Written problem:
Check each line of the listing for the word "this" and give only the number of lines that have it.
----
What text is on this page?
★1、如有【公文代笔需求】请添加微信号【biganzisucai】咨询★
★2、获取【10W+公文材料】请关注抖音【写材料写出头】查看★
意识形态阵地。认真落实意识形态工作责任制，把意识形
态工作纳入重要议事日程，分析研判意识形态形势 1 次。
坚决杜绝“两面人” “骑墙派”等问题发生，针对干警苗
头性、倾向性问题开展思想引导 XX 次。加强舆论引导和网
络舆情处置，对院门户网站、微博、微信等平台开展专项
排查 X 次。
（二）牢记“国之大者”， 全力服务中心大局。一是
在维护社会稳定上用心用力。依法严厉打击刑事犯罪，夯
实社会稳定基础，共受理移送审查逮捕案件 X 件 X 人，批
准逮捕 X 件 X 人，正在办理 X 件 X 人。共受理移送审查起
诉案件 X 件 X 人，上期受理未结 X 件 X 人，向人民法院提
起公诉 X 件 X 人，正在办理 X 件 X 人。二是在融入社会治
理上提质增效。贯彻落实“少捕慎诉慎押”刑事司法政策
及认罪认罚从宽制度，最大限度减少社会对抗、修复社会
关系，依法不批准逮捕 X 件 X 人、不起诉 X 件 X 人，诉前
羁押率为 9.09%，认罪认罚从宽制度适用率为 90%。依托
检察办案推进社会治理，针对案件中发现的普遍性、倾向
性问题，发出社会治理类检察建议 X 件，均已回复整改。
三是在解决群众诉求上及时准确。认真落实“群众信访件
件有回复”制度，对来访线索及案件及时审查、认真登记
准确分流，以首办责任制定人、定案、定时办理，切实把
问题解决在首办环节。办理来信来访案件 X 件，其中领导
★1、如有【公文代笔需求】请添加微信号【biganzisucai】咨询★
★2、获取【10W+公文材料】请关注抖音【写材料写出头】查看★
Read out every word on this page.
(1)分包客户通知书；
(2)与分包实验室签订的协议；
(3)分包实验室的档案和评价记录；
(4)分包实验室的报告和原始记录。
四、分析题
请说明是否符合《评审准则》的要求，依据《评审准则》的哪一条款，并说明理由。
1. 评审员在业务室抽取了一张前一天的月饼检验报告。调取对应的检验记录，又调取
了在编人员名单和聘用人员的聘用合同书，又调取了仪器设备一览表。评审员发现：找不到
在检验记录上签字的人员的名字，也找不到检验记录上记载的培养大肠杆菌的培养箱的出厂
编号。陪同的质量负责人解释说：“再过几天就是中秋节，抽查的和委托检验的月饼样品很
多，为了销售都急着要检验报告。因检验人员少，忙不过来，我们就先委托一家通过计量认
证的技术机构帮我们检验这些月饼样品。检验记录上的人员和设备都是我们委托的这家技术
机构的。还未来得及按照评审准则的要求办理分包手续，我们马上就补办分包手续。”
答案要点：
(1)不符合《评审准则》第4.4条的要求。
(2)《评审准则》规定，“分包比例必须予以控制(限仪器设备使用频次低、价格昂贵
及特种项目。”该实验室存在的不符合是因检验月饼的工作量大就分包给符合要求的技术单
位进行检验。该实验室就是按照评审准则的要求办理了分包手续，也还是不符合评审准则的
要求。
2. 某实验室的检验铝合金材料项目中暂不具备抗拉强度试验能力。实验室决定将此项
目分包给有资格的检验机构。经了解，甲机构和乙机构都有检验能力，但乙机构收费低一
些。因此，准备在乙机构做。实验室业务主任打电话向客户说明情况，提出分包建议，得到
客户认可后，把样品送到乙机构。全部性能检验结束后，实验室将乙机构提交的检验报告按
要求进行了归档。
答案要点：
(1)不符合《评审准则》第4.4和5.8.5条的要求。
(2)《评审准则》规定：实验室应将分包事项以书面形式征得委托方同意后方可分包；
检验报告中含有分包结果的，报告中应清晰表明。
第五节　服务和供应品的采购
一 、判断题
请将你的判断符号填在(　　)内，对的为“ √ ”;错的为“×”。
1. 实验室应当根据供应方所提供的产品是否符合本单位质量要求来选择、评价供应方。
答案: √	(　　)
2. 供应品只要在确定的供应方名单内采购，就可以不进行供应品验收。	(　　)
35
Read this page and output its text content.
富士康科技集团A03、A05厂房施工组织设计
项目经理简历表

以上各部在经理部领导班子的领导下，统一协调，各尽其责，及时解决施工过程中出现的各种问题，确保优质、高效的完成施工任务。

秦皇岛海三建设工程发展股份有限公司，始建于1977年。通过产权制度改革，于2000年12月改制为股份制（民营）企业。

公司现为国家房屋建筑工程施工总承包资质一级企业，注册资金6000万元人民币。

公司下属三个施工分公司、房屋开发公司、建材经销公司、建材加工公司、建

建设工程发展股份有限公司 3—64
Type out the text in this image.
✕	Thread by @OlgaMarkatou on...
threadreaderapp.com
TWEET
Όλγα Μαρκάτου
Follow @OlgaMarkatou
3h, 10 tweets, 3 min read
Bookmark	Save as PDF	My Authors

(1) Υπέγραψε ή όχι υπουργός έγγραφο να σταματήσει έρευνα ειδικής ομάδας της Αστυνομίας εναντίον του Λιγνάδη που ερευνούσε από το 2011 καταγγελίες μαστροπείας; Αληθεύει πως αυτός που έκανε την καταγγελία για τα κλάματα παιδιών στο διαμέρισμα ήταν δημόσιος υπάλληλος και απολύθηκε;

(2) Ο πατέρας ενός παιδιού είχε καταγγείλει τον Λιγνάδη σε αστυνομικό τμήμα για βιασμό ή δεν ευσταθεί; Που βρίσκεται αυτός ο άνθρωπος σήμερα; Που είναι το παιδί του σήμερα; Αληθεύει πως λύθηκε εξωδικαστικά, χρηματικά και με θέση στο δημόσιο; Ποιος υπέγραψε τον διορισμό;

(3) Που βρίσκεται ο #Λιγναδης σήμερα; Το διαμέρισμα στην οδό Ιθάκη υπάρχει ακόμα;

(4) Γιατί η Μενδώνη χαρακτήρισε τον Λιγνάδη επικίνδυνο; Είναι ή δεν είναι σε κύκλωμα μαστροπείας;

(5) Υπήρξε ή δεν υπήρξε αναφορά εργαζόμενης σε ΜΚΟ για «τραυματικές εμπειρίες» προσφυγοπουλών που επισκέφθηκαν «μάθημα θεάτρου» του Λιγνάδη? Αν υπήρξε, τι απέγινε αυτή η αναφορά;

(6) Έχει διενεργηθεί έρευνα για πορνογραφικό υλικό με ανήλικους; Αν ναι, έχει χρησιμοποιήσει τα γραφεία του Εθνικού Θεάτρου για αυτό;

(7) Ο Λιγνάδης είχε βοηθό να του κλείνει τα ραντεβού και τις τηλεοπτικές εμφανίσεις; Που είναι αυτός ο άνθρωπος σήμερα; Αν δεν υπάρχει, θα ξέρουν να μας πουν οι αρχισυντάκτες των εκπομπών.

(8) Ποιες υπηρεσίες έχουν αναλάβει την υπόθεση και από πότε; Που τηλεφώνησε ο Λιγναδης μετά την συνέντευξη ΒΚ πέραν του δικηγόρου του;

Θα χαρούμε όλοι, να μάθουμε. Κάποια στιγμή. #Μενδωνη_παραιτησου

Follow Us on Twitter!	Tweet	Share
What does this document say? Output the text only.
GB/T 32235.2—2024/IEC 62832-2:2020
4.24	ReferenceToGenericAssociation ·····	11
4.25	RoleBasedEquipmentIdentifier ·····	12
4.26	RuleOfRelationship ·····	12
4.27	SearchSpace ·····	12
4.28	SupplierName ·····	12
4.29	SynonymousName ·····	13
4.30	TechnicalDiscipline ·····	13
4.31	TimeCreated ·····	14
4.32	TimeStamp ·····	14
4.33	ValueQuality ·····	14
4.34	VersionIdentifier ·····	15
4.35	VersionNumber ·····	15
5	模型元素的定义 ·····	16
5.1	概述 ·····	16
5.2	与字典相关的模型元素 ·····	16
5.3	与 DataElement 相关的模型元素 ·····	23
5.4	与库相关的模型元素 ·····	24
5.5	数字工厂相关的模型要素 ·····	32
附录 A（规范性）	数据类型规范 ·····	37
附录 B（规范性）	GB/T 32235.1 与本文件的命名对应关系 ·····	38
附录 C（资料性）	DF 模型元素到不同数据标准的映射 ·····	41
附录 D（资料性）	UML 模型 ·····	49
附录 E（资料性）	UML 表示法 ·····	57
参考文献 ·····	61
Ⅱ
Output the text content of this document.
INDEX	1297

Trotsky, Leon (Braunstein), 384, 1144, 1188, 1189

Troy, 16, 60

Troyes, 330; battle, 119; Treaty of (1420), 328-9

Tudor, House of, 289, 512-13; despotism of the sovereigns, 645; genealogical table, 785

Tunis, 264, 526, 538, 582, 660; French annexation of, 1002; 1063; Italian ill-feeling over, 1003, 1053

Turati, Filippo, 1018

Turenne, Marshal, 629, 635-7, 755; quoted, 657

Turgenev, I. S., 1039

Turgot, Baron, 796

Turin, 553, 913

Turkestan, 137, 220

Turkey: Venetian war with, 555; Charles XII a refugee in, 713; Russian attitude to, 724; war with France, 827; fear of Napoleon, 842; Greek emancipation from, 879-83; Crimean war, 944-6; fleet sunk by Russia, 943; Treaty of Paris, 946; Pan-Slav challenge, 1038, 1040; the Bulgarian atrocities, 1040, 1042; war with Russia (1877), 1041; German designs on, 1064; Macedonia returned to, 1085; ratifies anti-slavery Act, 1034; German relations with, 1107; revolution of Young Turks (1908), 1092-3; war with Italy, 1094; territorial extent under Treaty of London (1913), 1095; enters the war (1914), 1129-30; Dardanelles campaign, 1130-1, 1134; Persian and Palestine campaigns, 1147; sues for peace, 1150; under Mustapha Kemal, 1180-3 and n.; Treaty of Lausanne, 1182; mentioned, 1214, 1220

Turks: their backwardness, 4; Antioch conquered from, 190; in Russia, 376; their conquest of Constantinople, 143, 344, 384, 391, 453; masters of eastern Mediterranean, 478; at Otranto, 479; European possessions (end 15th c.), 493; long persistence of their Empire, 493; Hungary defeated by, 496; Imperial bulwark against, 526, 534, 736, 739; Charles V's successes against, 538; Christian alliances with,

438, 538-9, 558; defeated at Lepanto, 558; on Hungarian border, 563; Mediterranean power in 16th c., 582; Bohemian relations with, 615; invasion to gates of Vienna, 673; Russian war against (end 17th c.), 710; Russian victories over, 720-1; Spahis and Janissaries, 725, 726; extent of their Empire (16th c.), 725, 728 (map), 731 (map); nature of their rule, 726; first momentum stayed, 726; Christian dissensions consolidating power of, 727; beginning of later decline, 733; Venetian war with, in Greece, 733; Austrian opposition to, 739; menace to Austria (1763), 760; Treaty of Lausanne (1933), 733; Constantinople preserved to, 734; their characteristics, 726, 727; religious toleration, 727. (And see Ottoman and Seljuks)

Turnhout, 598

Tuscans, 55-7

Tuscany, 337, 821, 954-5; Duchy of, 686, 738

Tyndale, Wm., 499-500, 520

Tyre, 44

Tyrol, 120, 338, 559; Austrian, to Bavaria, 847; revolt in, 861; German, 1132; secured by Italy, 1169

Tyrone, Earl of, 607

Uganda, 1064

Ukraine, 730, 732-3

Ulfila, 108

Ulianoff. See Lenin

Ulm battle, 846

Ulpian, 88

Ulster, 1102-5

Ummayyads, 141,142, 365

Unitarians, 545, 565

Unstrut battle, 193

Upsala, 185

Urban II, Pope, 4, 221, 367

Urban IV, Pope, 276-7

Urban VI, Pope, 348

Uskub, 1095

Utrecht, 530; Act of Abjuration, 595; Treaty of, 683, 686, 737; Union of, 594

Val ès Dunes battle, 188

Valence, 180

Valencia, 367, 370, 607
----
The output:
6